[Stored data]
■ ■ ■ ■ ■ ■ ■

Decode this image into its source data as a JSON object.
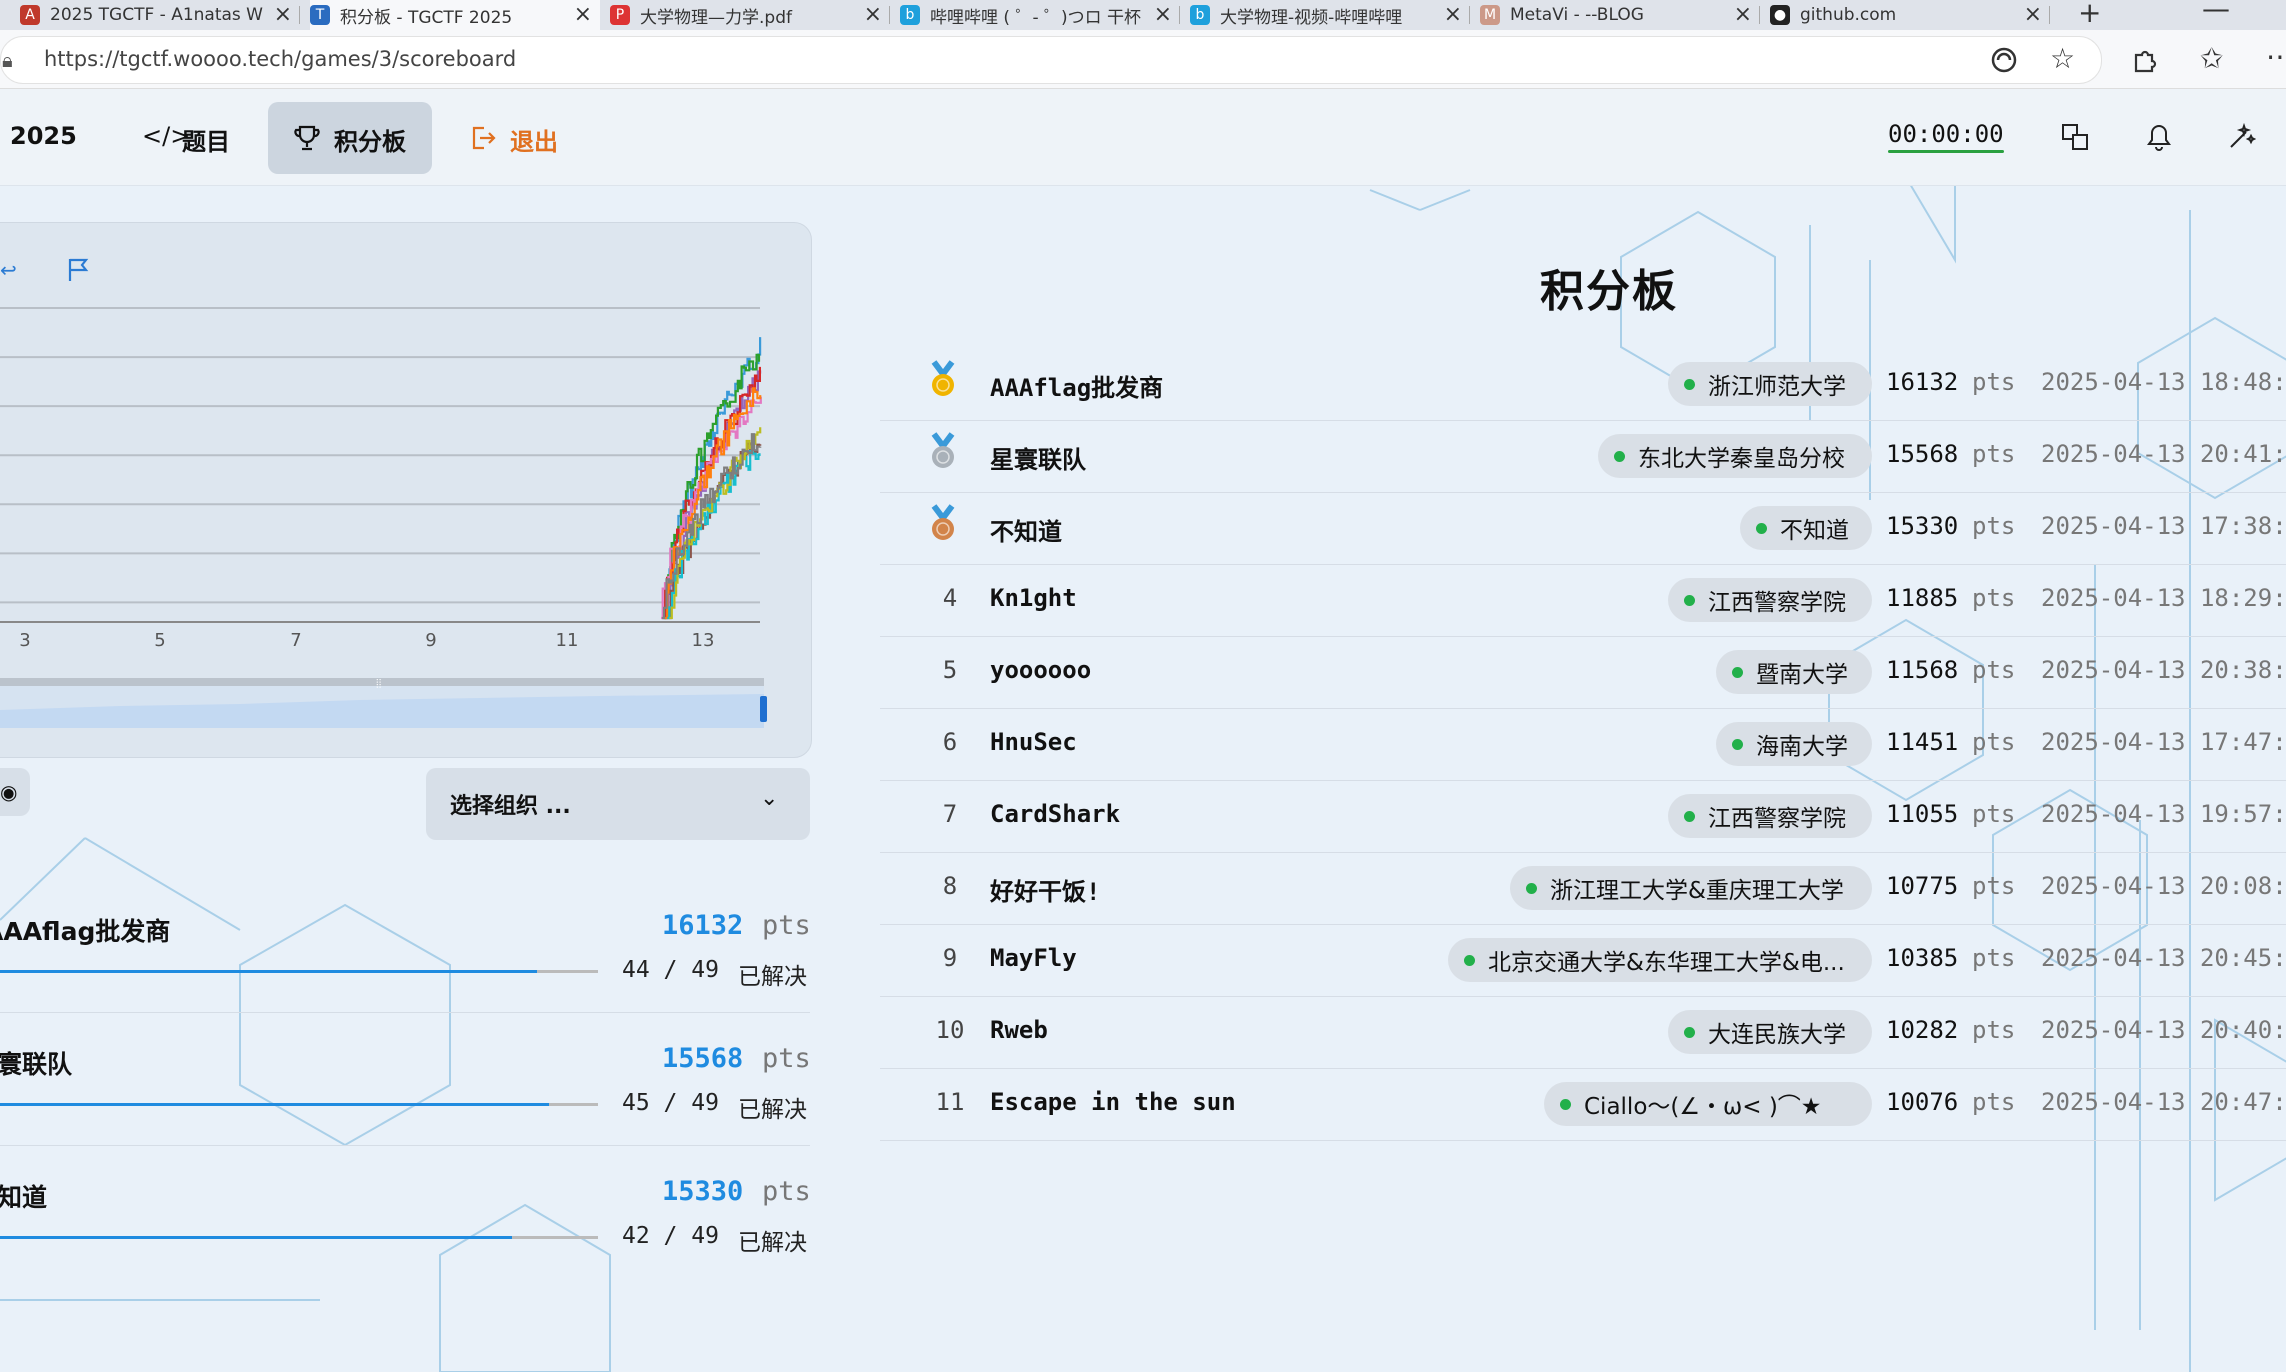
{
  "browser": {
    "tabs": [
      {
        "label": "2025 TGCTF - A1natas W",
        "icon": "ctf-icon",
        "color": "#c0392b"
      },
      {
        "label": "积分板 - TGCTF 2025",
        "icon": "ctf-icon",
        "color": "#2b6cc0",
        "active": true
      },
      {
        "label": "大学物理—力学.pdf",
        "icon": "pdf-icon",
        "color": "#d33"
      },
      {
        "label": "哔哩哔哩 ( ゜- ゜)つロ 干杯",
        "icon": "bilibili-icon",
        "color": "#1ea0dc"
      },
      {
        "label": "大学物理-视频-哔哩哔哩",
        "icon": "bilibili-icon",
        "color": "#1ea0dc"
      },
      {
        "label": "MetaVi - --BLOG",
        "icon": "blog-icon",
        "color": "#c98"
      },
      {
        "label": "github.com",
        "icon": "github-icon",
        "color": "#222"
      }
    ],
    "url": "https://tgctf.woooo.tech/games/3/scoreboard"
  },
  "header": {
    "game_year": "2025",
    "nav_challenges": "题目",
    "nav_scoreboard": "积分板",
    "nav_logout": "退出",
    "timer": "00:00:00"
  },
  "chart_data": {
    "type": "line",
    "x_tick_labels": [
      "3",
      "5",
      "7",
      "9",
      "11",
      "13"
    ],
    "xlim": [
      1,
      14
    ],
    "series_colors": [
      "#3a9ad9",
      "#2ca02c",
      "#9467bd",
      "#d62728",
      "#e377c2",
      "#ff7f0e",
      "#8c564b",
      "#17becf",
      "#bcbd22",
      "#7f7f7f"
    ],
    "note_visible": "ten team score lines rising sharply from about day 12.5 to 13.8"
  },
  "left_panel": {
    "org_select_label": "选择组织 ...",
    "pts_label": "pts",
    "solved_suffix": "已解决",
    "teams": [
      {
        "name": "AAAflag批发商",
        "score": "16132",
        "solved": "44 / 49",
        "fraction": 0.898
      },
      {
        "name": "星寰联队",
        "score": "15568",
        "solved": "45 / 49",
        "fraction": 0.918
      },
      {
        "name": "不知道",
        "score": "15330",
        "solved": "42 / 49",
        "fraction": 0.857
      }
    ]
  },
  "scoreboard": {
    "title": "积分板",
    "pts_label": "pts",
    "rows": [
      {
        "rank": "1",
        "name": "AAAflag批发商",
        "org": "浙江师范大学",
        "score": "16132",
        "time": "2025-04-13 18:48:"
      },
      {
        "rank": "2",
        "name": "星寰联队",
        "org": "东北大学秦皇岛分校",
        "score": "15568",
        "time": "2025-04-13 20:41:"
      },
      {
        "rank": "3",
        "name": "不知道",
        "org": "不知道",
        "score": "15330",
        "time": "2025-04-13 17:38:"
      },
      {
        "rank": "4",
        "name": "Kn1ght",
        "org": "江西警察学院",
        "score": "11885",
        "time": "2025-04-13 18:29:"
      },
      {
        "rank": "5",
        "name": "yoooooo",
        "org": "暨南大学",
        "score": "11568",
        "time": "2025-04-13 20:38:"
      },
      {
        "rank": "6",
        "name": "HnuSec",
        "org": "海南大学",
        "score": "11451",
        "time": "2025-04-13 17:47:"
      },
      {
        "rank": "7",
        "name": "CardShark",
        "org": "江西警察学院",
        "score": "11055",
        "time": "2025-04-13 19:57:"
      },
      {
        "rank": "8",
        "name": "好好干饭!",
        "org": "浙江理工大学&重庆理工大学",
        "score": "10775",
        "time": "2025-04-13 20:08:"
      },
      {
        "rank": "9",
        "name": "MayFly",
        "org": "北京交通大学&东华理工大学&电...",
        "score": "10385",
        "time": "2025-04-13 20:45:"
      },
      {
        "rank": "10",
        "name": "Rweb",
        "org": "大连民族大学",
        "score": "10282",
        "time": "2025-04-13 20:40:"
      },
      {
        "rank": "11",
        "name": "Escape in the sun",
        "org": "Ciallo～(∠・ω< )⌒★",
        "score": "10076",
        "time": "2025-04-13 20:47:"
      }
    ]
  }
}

■ ■ ■ ■ ■ ■ ■

Work to be completed
Keep the pictures out and write out the records exactly.

Task solution
Decode this image into its source data as a JSON object.
{
  "browser": {
    "tabs": [
      {
        "label": "2025 TGCTF - A1natas W",
        "icon": "ctf-icon",
        "color": "#c0392b"
      },
      {
        "label": "积分板 - TGCTF 2025",
        "icon": "ctf-icon",
        "color": "#2b6cc0",
        "active": true
      },
      {
        "label": "大学物理—力学.pdf",
        "icon": "pdf-icon",
        "color": "#d33"
      },
      {
        "label": "哔哩哔哩 ( ゜- ゜)つロ 干杯",
        "icon": "bilibili-icon",
        "color": "#1ea0dc"
      },
      {
        "label": "大学物理-视频-哔哩哔哩",
        "icon": "bilibili-icon",
        "color": "#1ea0dc"
      },
      {
        "label": "MetaVi - --BLOG",
        "icon": "blog-icon",
        "color": "#c98"
      },
      {
        "label": "github.com",
        "icon": "github-icon",
        "color": "#222"
      }
    ],
    "url": "https://tgctf.woooo.tech/games/3/scoreboard"
  },
  "header": {
    "game_year": "2025",
    "nav_challenges": "题目",
    "nav_scoreboard": "积分板",
    "nav_logout": "退出",
    "timer": "00:00:00"
  },
  "chart_data": {
    "type": "line",
    "x_tick_labels": [
      "3",
      "5",
      "7",
      "9",
      "11",
      "13"
    ],
    "xlim": [
      1,
      14
    ],
    "series_colors": [
      "#3a9ad9",
      "#2ca02c",
      "#9467bd",
      "#d62728",
      "#e377c2",
      "#ff7f0e",
      "#8c564b",
      "#17becf",
      "#bcbd22",
      "#7f7f7f"
    ],
    "note_visible": "ten team score lines rising sharply from about day 12.5 to 13.8"
  },
  "left_panel": {
    "org_select_label": "选择组织 ...",
    "pts_label": "pts",
    "solved_suffix": "已解决",
    "teams": [
      {
        "name": "AAAflag批发商",
        "score": "16132",
        "solved": "44 / 49",
        "fraction": 0.898
      },
      {
        "name": "星寰联队",
        "score": "15568",
        "solved": "45 / 49",
        "fraction": 0.918
      },
      {
        "name": "不知道",
        "score": "15330",
        "solved": "42 / 49",
        "fraction": 0.857
      }
    ]
  },
  "scoreboard": {
    "title": "积分板",
    "pts_label": "pts",
    "rows": [
      {
        "rank": "1",
        "name": "AAAflag批发商",
        "org": "浙江师范大学",
        "score": "16132",
        "time": "2025-04-13 18:48:"
      },
      {
        "rank": "2",
        "name": "星寰联队",
        "org": "东北大学秦皇岛分校",
        "score": "15568",
        "time": "2025-04-13 20:41:"
      },
      {
        "rank": "3",
        "name": "不知道",
        "org": "不知道",
        "score": "15330",
        "time": "2025-04-13 17:38:"
      },
      {
        "rank": "4",
        "name": "Kn1ght",
        "org": "江西警察学院",
        "score": "11885",
        "time": "2025-04-13 18:29:"
      },
      {
        "rank": "5",
        "name": "yoooooo",
        "org": "暨南大学",
        "score": "11568",
        "time": "2025-04-13 20:38:"
      },
      {
        "rank": "6",
        "name": "HnuSec",
        "org": "海南大学",
        "score": "11451",
        "time": "2025-04-13 17:47:"
      },
      {
        "rank": "7",
        "name": "CardShark",
        "org": "江西警察学院",
        "score": "11055",
        "time": "2025-04-13 19:57:"
      },
      {
        "rank": "8",
        "name": "好好干饭!",
        "org": "浙江理工大学&重庆理工大学",
        "score": "10775",
        "time": "2025-04-13 20:08:"
      },
      {
        "rank": "9",
        "name": "MayFly",
        "org": "北京交通大学&东华理工大学&电...",
        "score": "10385",
        "time": "2025-04-13 20:45:"
      },
      {
        "rank": "10",
        "name": "Rweb",
        "org": "大连民族大学",
        "score": "10282",
        "time": "2025-04-13 20:40:"
      },
      {
        "rank": "11",
        "name": "Escape in the sun",
        "org": "Ciallo～(∠・ω< )⌒★",
        "score": "10076",
        "time": "2025-04-13 20:47:"
      }
    ]
  }
}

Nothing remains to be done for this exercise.